Return the records that follow unaltered. Omit every picture.

[start Dataset entries]

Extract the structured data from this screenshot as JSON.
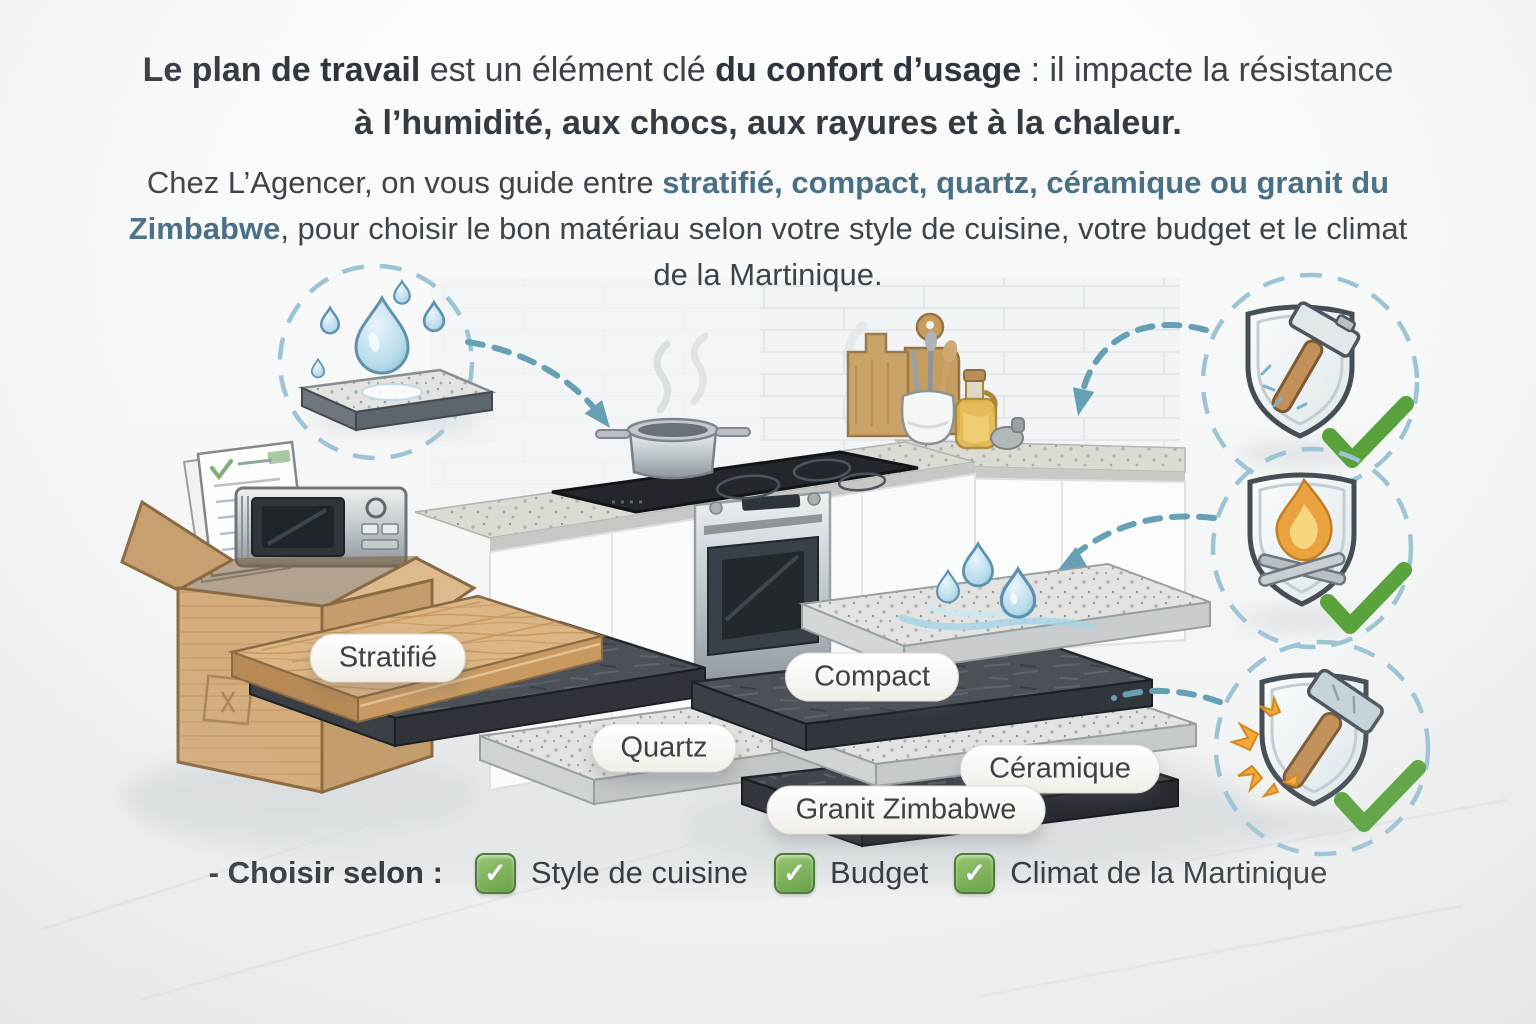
{
  "heading": {
    "line1": {
      "bold1": "Le plan de travail",
      "regular1": " est un élément clé ",
      "bold2": "du confort d’usage",
      "regular2": " : il impacte la résistance"
    },
    "line2": "à l’humidité, aux chocs, aux rayures et à la chaleur."
  },
  "intro": {
    "part1": "Chez L’Agencer, on vous guide entre ",
    "materials_accent": "stratifié, compact, quartz, céramique ou granit du Zimbabwe",
    "part2": ", pour choisir le bon matériau selon votre style de cuisine, votre budget et le climat de la Martinique."
  },
  "material_labels": {
    "stratifie": "Stratifié",
    "quartz": "Quartz",
    "compact": "Compact",
    "ceramique": "Céramique",
    "granit": "Granit Zimbabwe"
  },
  "icons": {
    "humidity": "water-drops-on-countertop-icon",
    "impact": "shield-hammer-check-icon",
    "heat": "shield-flame-check-icon",
    "scratch": "shield-hammer-sparks-check-icon",
    "approval": "green-check-icon",
    "checkbox": "green-checkbox-icon"
  },
  "checklist": {
    "prefix": "- Choisir selon :",
    "checkmark": "✓",
    "items": [
      "Style de cuisine",
      "Budget",
      "Climat de la Martinique"
    ]
  },
  "colors": {
    "accent_blue": "#4a7086",
    "text_dark": "#343b42",
    "dashed_circle_blue": "#9dc4d5",
    "arrow_blue": "#66a0b5",
    "check_green": "#59a23b",
    "checkbox_green": "#6aa14a"
  }
}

[end Dataset entries]

## Result of the task
Extract the structured data from this screenshot as JSON.
{
  "heading": {
    "line1": {
      "bold1": "Le plan de travail",
      "regular1": " est un élément clé ",
      "bold2": "du confort d’usage",
      "regular2": " : il impacte la résistance"
    },
    "line2": "à l’humidité, aux chocs, aux rayures et à la chaleur."
  },
  "intro": {
    "part1": "Chez L’Agencer, on vous guide entre ",
    "materials_accent": "stratifié, compact, quartz, céramique ou granit du Zimbabwe",
    "part2": ", pour choisir le bon matériau selon votre style de cuisine, votre budget et le climat de la Martinique."
  },
  "material_labels": {
    "stratifie": "Stratifié",
    "quartz": "Quartz",
    "compact": "Compact",
    "ceramique": "Céramique",
    "granit": "Granit Zimbabwe"
  },
  "icons": {
    "humidity": "water-drops-on-countertop-icon",
    "impact": "shield-hammer-check-icon",
    "heat": "shield-flame-check-icon",
    "scratch": "shield-hammer-sparks-check-icon",
    "approval": "green-check-icon",
    "checkbox": "green-checkbox-icon"
  },
  "checklist": {
    "prefix": "- Choisir selon :",
    "checkmark": "✓",
    "items": [
      "Style de cuisine",
      "Budget",
      "Climat de la Martinique"
    ]
  },
  "colors": {
    "accent_blue": "#4a7086",
    "text_dark": "#343b42",
    "dashed_circle_blue": "#9dc4d5",
    "arrow_blue": "#66a0b5",
    "check_green": "#59a23b",
    "checkbox_green": "#6aa14a"
  }
}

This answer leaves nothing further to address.